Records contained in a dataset
#####
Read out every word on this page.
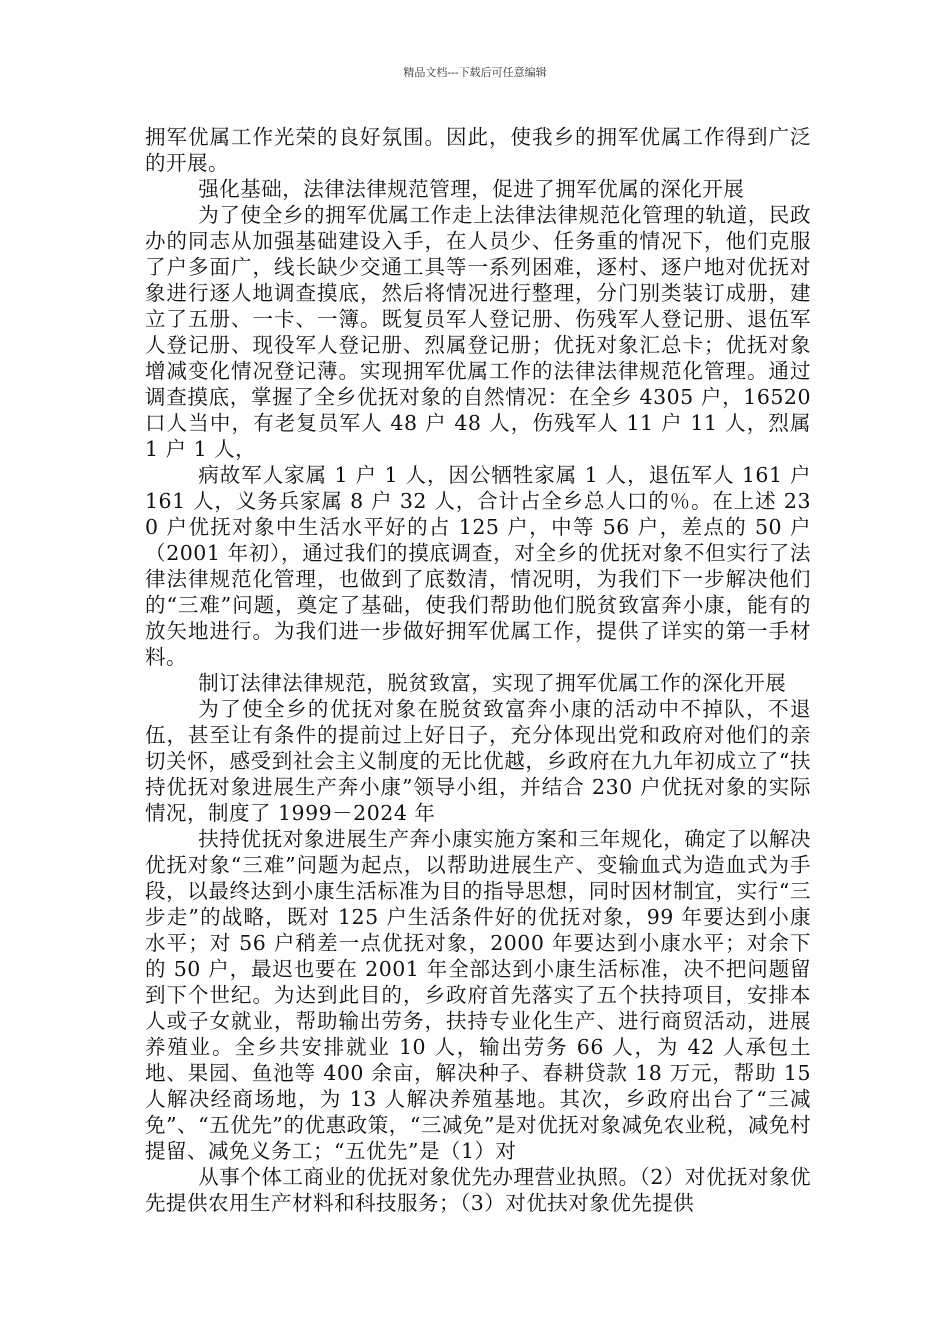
精品文档---下载后可任意编辑

拥军优属工作光荣的良好氛围。因此，使我乡的拥军优属工作得到广泛的开展。

强化基础，法律法律规范管理，促进了拥军优属的深化开展

为了使全乡的拥军优属工作走上法律法律规范化管理的轨道，民政办的同志从加强基础建设入手，在人员少、任务重的情况下，他们克服了户多面广，线长缺少交通工具等一系列困难，逐村、逐户地对优抚对象进行逐人地调查摸底，然后将情况进行整理，分门别类装订成册，建立了五册、一卡、一簿。既复员军人登记册、伤残军人登记册、退伍军人登记册、现役军人登记册、烈属登记册；优抚对象汇总卡；优抚对象增减变化情况登记薄。实现拥军优属工作的法律法律规范化管理。通过调查摸底，掌握了全乡优抚对象的自然情况：在全乡 4305 户，16520 口人当中，有老复员军人 48 户 48 人，伤残军人 11 户 11 人，烈属 1 户 1 人，

病故军人家属 1 户 1 人，因公牺牲家属 1 人，退伍军人 161 户 161 人，义务兵家属 8 户 32 人，合计占全乡总人口的％。在上述 230 户优抚对象中生活水平好的占 125 户，中等 56 户，差点的 50 户（2001 年初），通过我们的摸底调查，对全乡的优抚对象不但实行了法律法律规范化管理，也做到了底数清，情况明，为我们下一步解决他们的“三难”问题，奠定了基础，使我们帮助他们脱贫致富奔小康，能有的放矢地进行。为我们进一步做好拥军优属工作，提供了详实的第一手材料。

制订法律法律规范，脱贫致富，实现了拥军优属工作的深化开展

为了使全乡的优抚对象在脱贫致富奔小康的活动中不掉队，不退伍，甚至让有条件的提前过上好日子，充分体现出党和政府对他们的亲切关怀，感受到社会主义制度的无比优越，乡政府在九九年初成立了“扶持优抚对象进展生产奔小康”领导小组，并结合 230 户优抚对象的实际情况，制度了 1999－2024 年

扶持优抚对象进展生产奔小康实施方案和三年规化，确定了以解决优抚对象“三难”问题为起点，以帮助进展生产、变输血式为造血式为手段，以最终达到小康生活标准为目的指导思想，同时因材制宜，实行“三步走”的战略，既对 125 户生活条件好的优抚对象，99 年要达到小康水平；对 56 户稍差一点优抚对象，2000 年要达到小康水平；对余下的 50 户，最迟也要在 2001 年全部达到小康生活标准，决不把问题留到下个世纪。为达到此目的，乡政府首先落实了五个扶持项目，安排本人或子女就业，帮助输出劳务，扶持专业化生产、进行商贸活动，进展养殖业。全乡共安排就业 10 人，输出劳务 66 人，为 42 人承包土地、果园、鱼池等 400 余亩，解决种子、春耕贷款 18 万元，帮助 15 人解决经商场地，为 13 人解决养殖基地。其次，乡政府出台了“三减免”、“五优先”的优惠政策，“三减免”是对优抚对象减免农业税，减免村提留、减免义务工；“五优先”是（1）对

从事个体工商业的优抚对象优先办理营业执照。（2）对优抚对象优先提供农用生产材料和科技服务；（3）对优扶对象优先提供
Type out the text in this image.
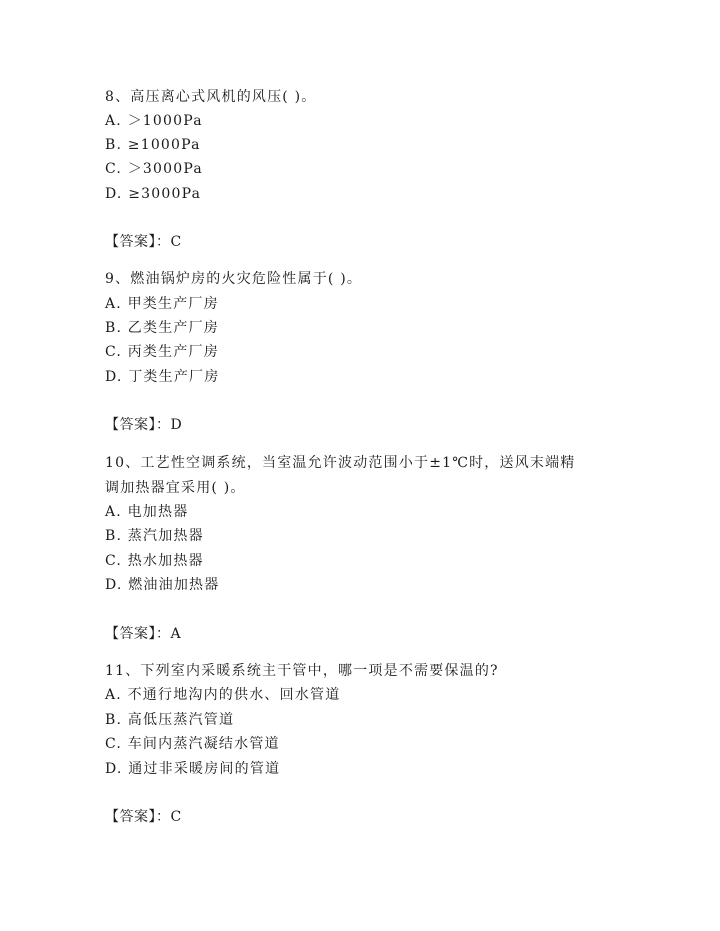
8、高压离心式风机的风压( )。
A. ＞1000Pa
B. ≥1000Pa
C. ＞3000Pa
D. ≥3000Pa
【答案】：C
9、燃油锅炉房的火灾危险性属于( )。
A. 甲类生产厂房
B. 乙类生产厂房
C. 丙类生产厂房
D. 丁类生产厂房
【答案】：D
10、工艺性空调系统，当室温允许波动范围小于±1℃时，送风末端精
调加热器宜采用( )。
A. 电加热器
B. 蒸汽加热器
C. 热水加热器
D. 燃油油加热器
【答案】：A
11、下列室内采暖系统主干管中，哪一项是不需要保温的?
A. 不通行地沟内的供水、回水管道
B. 高低压蒸汽管道
C. 车间内蒸汽凝结水管道
D. 通过非采暖房间的管道
【答案】：C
#####
PROMPT
Leave out the pictures and transcribe everything else exactly.

TASK ANSWER
Read out every word on this page.
精品文档---下载后可任意编辑

拥军优属工作光荣的良好氛围。因此，使我乡的拥军优属工作得到广泛的开展。

强化基础，法律法律规范管理，促进了拥军优属的深化开展

为了使全乡的拥军优属工作走上法律法律规范化管理的轨道，民政办的同志从加强基础建设入手，在人员少、任务重的情况下，他们克服了户多面广，线长缺少交通工具等一系列困难，逐村、逐户地对优抚对象进行逐人地调查摸底，然后将情况进行整理，分门别类装订成册，建立了五册、一卡、一簿。既复员军人登记册、伤残军人登记册、退伍军人登记册、现役军人登记册、烈属登记册；优抚对象汇总卡；优抚对象增减变化情况登记薄。实现拥军优属工作的法律法律规范化管理。通过调查摸底，掌握了全乡优抚对象的自然情况：在全乡 4305 户，16520 口人当中，有老复员军人 48 户 48 人，伤残军人 11 户 11 人，烈属 1 户 1 人，

病故军人家属 1 户 1 人，因公牺牲家属 1 人，退伍军人 161 户 161 人，义务兵家属 8 户 32 人，合计占全乡总人口的％。在上述 230 户优抚对象中生活水平好的占 125 户，中等 56 户，差点的 50 户（2001 年初），通过我们的摸底调查，对全乡的优抚对象不但实行了法律法律规范化管理，也做到了底数清，情况明，为我们下一步解决他们的“三难”问题，奠定了基础，使我们帮助他们脱贫致富奔小康，能有的放矢地进行。为我们进一步做好拥军优属工作，提供了详实的第一手材料。

制订法律法律规范，脱贫致富，实现了拥军优属工作的深化开展

为了使全乡的优抚对象在脱贫致富奔小康的活动中不掉队，不退伍，甚至让有条件的提前过上好日子，充分体现出党和政府对他们的亲切关怀，感受到社会主义制度的无比优越，乡政府在九九年初成立了“扶持优抚对象进展生产奔小康”领导小组，并结合 230 户优抚对象的实际情况，制度了 1999－2024 年

扶持优抚对象进展生产奔小康实施方案和三年规化，确定了以解决优抚对象“三难”问题为起点，以帮助进展生产、变输血式为造血式为手段，以最终达到小康生活标准为目的指导思想，同时因材制宜，实行“三步走”的战略，既对 125 户生活条件好的优抚对象，99 年要达到小康水平；对 56 户稍差一点优抚对象，2000 年要达到小康水平；对余下的 50 户，最迟也要在 2001 年全部达到小康生活标准，决不把问题留到下个世纪。为达到此目的，乡政府首先落实了五个扶持项目，安排本人或子女就业，帮助输出劳务，扶持专业化生产、进行商贸活动，进展养殖业。全乡共安排就业 10 人，输出劳务 66 人，为 42 人承包土地、果园、鱼池等 400 余亩，解决种子、春耕贷款 18 万元，帮助 15 人解决经商场地，为 13 人解决养殖基地。其次，乡政府出台了“三减免”、“五优先”的优惠政策，“三减免”是对优抚对象减免农业税，减免村提留、减免义务工；“五优先”是（1）对

从事个体工商业的优抚对象优先办理营业执照。（2）对优抚对象优先提供农用生产材料和科技服务；（3）对优扶对象优先提供
Type out the text in this image.
8、高压离心式风机的风压( )。
A. ＞1000Pa
B. ≥1000Pa
C. ＞3000Pa
D. ≥3000Pa
【答案】：C
9、燃油锅炉房的火灾危险性属于( )。
A. 甲类生产厂房
B. 乙类生产厂房
C. 丙类生产厂房
D. 丁类生产厂房
【答案】：D
10、工艺性空调系统，当室温允许波动范围小于±1℃时，送风末端精
调加热器宜采用( )。
A. 电加热器
B. 蒸汽加热器
C. 热水加热器
D. 燃油油加热器
【答案】：A
11、下列室内采暖系统主干管中，哪一项是不需要保温的?
A. 不通行地沟内的供水、回水管道
B. 高低压蒸汽管道
C. 车间内蒸汽凝结水管道
D. 通过非采暖房间的管道
【答案】：C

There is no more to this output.